_JOB_
Check every line of the data below for the string "your", and copy the ones that hold it.

Begin

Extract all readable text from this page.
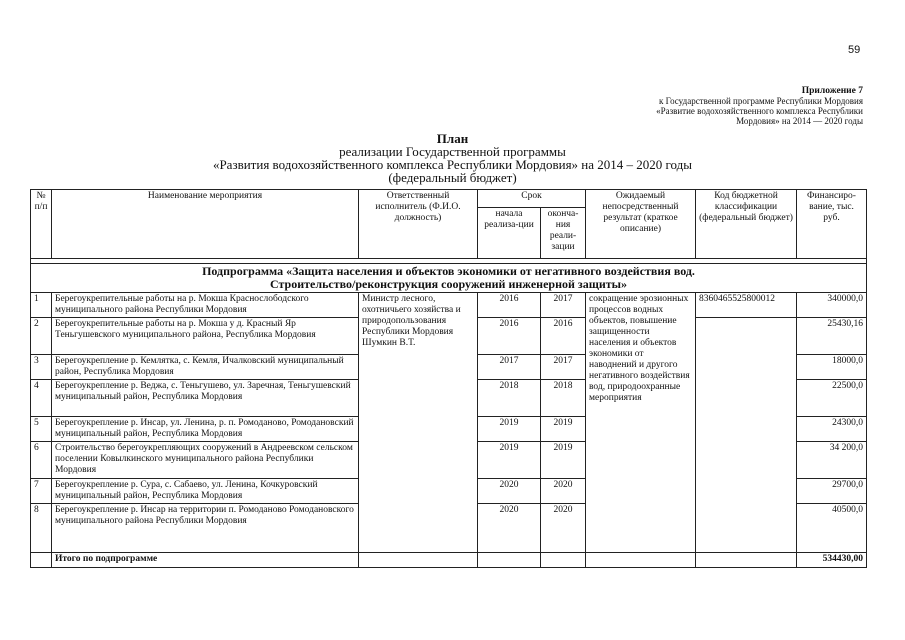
59
Приложение 7
к Государственной программе Республики Мордовия
«Развитие водохозяйственного комплекса Республики
Мордовия» на 2014 — 2020 годы
План
реализации Государственной программы
«Развития водохозяйственного комплекса Республики Мордовия» на 2014 – 2020 годы
(федеральный бюджет)
№ п/п	Наименование мероприятия	Ответственный исполнитель (Ф.И.О. должность)	Срок		Ожидаемый непосредственный результат (краткое описание)	Код бюджетной классификации (федеральный бюджет)	Финансиро-вание, тыс. руб.
			начала реализа-ции	оконча-ния реали-зации			

Подпрограмма «Защита населения и объектов экономики от негативного воздействия вод.
Строительство/реконструкция сооружений инженерной защиты»							

1	Берегоукрепительные работы на р. Мокша Краснослободского муниципального района Республики Мордовия	Министр лесного, охотничьего хозяйства и природопользования Республики Мордовия Шумкин В.Т.	2016	2017	сокращение эрозионных процессов водных объектов, повышение защищенности населения и объектов экономики от наводнений и другого негативного воздействия вод, природоохранные мероприятия	8360465525800012	340000,0
2	Берегоукрепительные работы на р. Мокша у д. Красный Яр Теньгушевского муниципального района, Республика Мордовия		2016	2016			25430,16
3	Берегоукрепление р. Кемлятка, с. Кемля, Ичалковский муниципальный район, Республика Мордовия		2017	2017			18000,0
4	Берегоукрепление р. Веджа, с. Теньгушево, ул. Заречная, Теньгушевский муниципальный район, Республика Мордовия		2018	2018			22500,0
5	Берегоукрепление р. Инсар, ул. Ленина, р. п. Ромоданово, Ромодановский муниципальный район, Республика Мордовия		2019	2019			24300,0
6	Строительство берегоукрепляющих сооружений в Андреевском сельском поселении Ковылкинского муниципального района Республики Мордовия		2019	2019			34 200,0
7	Берегоукрепление р. Сура, с. Сабаево, ул. Ленина, Кочкуровский муниципальный район, Республика Мордовия		2020	2020			29700,0
8	Берегоукрепление р. Инсар на территории п. Ромоданово Ромодановского муниципального района Республики Мордовия		2020	2020			40500,0
	Итого по подпрограмме						534430,00
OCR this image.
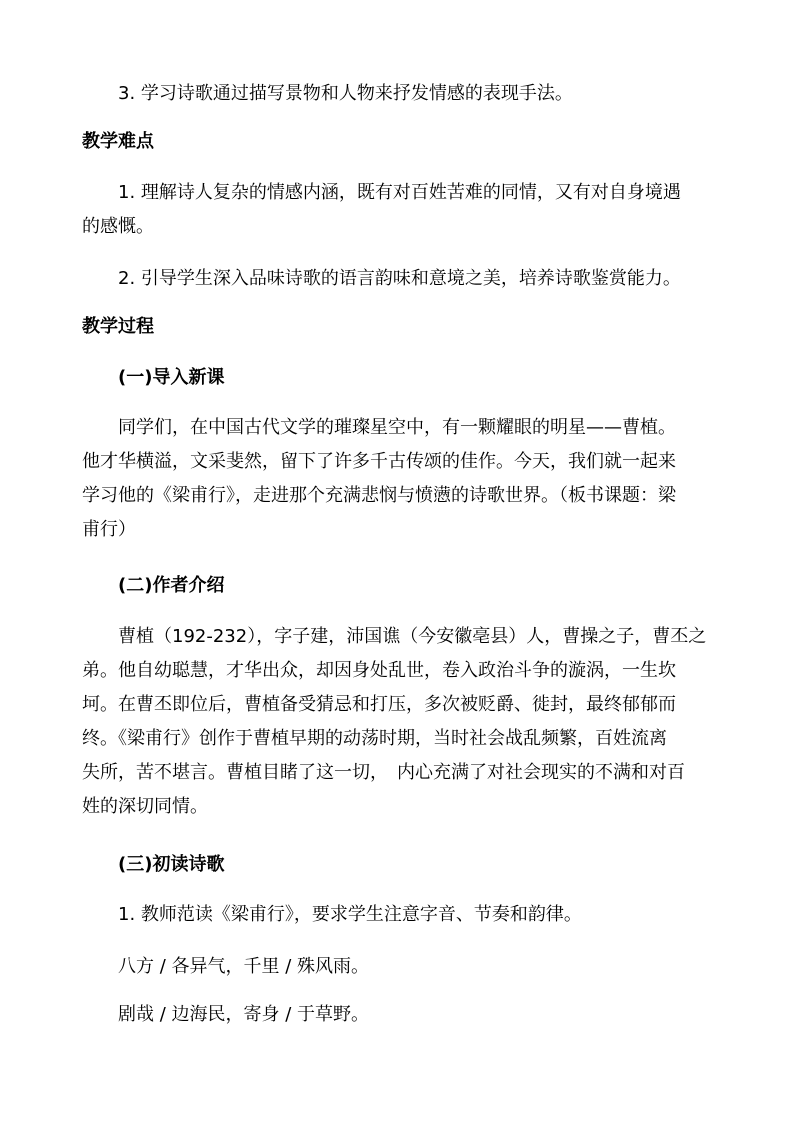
3. 学习诗歌通过描写景物和人物来抒发情感的表现手法。

教学难点

1. 理解诗人复杂的情感内涵，既有对百姓苦难的同情，又有对自身境遇
的感慨。

2. 引导学生深入品味诗歌的语言韵味和意境之美，培养诗歌鉴赏能力。

教学过程

(一)导入新课

同学们，在中国古代文学的璀璨星空中，有一颗耀眼的明星——曹植。
他才华横溢，文采斐然，留下了许多千古传颂的佳作。今天，我们就一起来
学习他的《梁甫行》，走进那个充满悲悯与愤懑的诗歌世界。（板书课题：梁
甫行）

(二)作者介绍

曹植（192-232），字子建，沛国谯（今安徽亳县）人，曹操之子，曹丕之
弟。他自幼聪慧，才华出众，却因身处乱世，卷入政治斗争的漩涡，一生坎
坷。在曹丕即位后，曹植备受猜忌和打压，多次被贬爵、徙封，最终郁郁而
终。《梁甫行》创作于曹植早期的动荡时期，当时社会战乱频繁，百姓流离
失所，苦不堪言。曹植目睹了这一切，　内心充满了对社会现实的不满和对百
姓的深切同情。

(三)初读诗歌

1. 教师范读《梁甫行》，要求学生注意字音、节奏和韵律。

八方 / 各异气，千里 / 殊风雨。

剧哉 / 边海民，寄身 / 于草野。
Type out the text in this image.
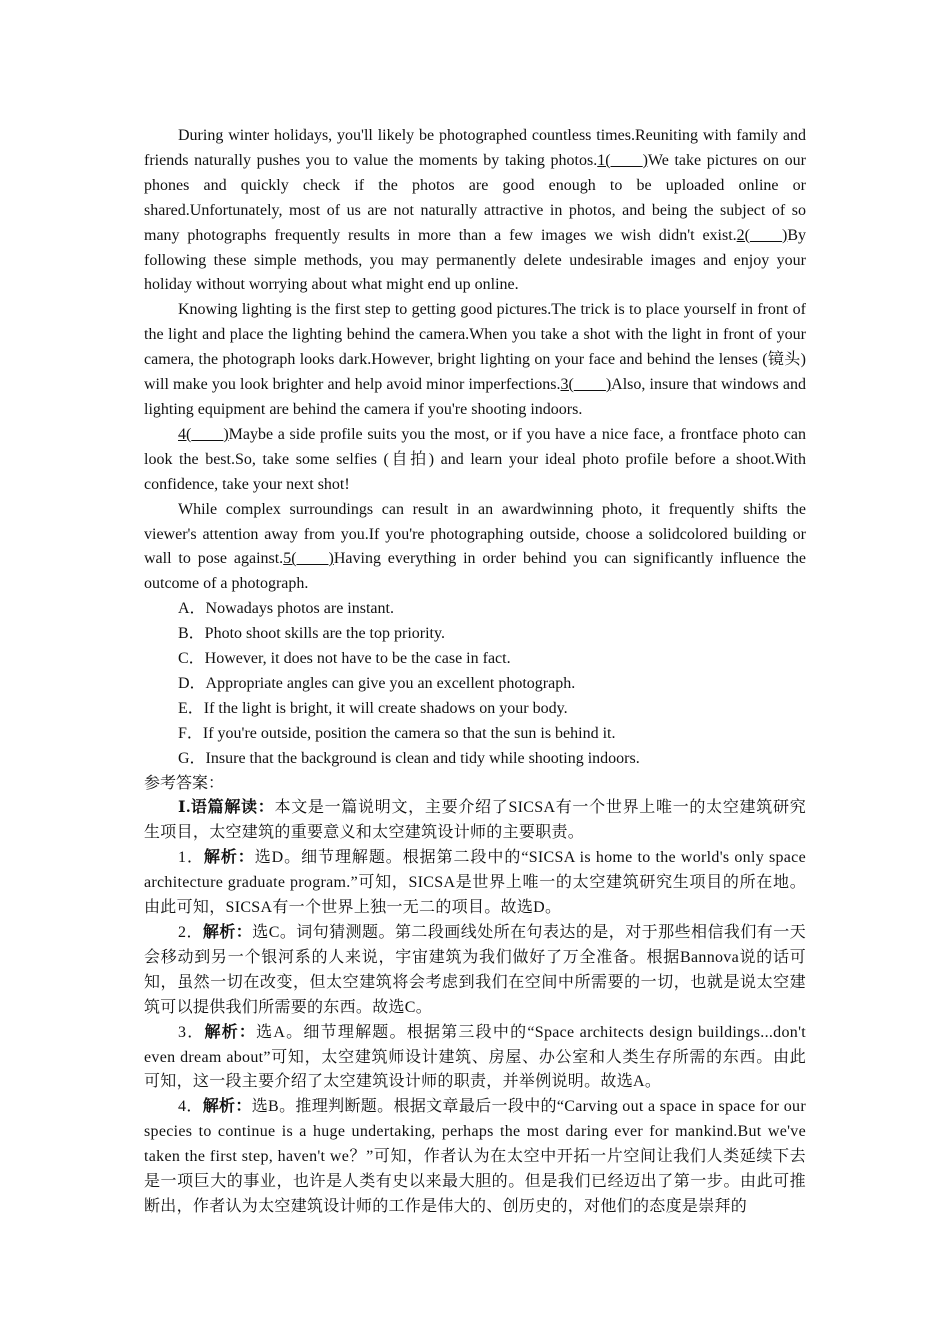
During winter holidays, you'll likely be photographed countless times.Reuniting with family and friends naturally pushes you to value the moments by taking photos.1(____)We take pictures on our phones and quickly check if the photos are good enough to be uploaded online or shared.Unfortunately, most of us are not naturally attractive in photos, and being the subject of so many photographs frequently results in more than a few images we wish didn't exist.2(____)By following these simple methods, you may permanently delete undesirable images and enjoy your holiday without worrying about what might end up online.

Knowing lighting is the first step to getting good pictures.The trick is to place yourself in front of the light and place the lighting behind the camera.When you take a shot with the light in front of your camera, the photograph looks dark.However, bright lighting on your face and behind the lenses (镜头) will make you look brighter and help avoid minor imperfections.3(____)Also, insure that windows and lighting equipment are behind the camera if you're shooting indoors.

4(____)Maybe a side profile suits you the most, or if you have a nice face, a frontface photo can look the best.So, take some selfies (自拍) and learn your ideal photo profile before a shoot.With confidence, take your next shot!

While complex surroundings can result in an awardwinning photo, it frequently shifts the viewer's attention away from you.If you're photographing outside, choose a solidcolored building or wall to pose against.5(____)Having everything in order behind you can significantly influence the outcome of a photograph.

A．Nowadays photos are instant.

B．Photo shoot skills are the top priority.

C．However, it does not have to be the case in fact.

D．Appropriate angles can give you an excellent photograph.

E．If the light is bright, it will create shadows on your body.

F．If you're outside, position the camera so that the sun is behind it.

G．Insure that the background is clean and tidy while shooting indoors.

参考答案：

Ⅰ.语篇解读：本文是一篇说明文，主要介绍了SICSA有一个世界上唯一的太空建筑研究生项目，太空建筑的重要意义和太空建筑设计师的主要职责。

1．解析：选D。细节理解题。根据第二段中的“SICSA is home to the world's only space architecture graduate program.”可知，SICSA是世界上唯一的太空建筑研究生项目的所在地。由此可知，SICSA有一个世界上独一无二的项目。故选D。

2．解析：选C。词句猜测题。第二段画线处所在句表达的是，对于那些相信我们有一天会移动到另一个银河系的人来说，宇宙建筑为我们做好了万全准备。根据Bannova说的话可知，虽然一切在改变，但太空建筑将会考虑到我们在空间中所需要的一切，也就是说太空建筑可以提供我们所需要的东西。故选C。

3．解析：选A。细节理解题。根据第三段中的“Space architects design buildings...don't even dream about”可知，太空建筑师设计建筑、房屋、办公室和人类生存所需的东西。由此可知，这一段主要介绍了太空建筑设计师的职责，并举例说明。故选A。

4．解析：选B。推理判断题。根据文章最后一段中的“Carving out a space in space for our species to continue is a huge undertaking, perhaps the most daring ever for mankind.But we've taken the first step, haven't we？”可知，作者认为在太空中开拓一片空间让我们人类延续下去是一项巨大的事业，也许是人类有史以来最大胆的。但是我们已经迈出了第一步。由此可推断出，作者认为太空建筑设计师的工作是伟大的、创历史的，对他们的态度是崇拜的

End

_RESULT FOR THIS TASK_
During winter holidays, you'll likely be photographed countless times.Reuniting with family and friends naturally pushes you to value the moments by taking photos.1(____)We take pictures on our phones and quickly check if the photos are good enough to be uploaded online or shared.Unfortunately, most of us are not naturally attractive in photos, and being the subject of so many photographs frequently results in more than a few images we wish didn't exist.2(____)By following these simple methods, you may permanently delete undesirable images and enjoy your holiday without worrying about what might end up online.
Knowing lighting is the first step to getting good pictures.The trick is to place yourself in front of the light and place the lighting behind the camera.When you take a shot with the light in front of your camera, the photograph looks dark.However, bright lighting on your face and behind the lenses (镜头) will make you look brighter and help avoid minor imperfections.3(____)Also, insure that windows and lighting equipment are behind the camera if you're shooting indoors.
4(____)Maybe a side profile suits you the most, or if you have a nice face, a frontface photo can look the best.So, take some selfies (自拍) and learn your ideal photo profile before a shoot.With confidence, take your next shot!
E．If the light is bright, it will create shadows on your body.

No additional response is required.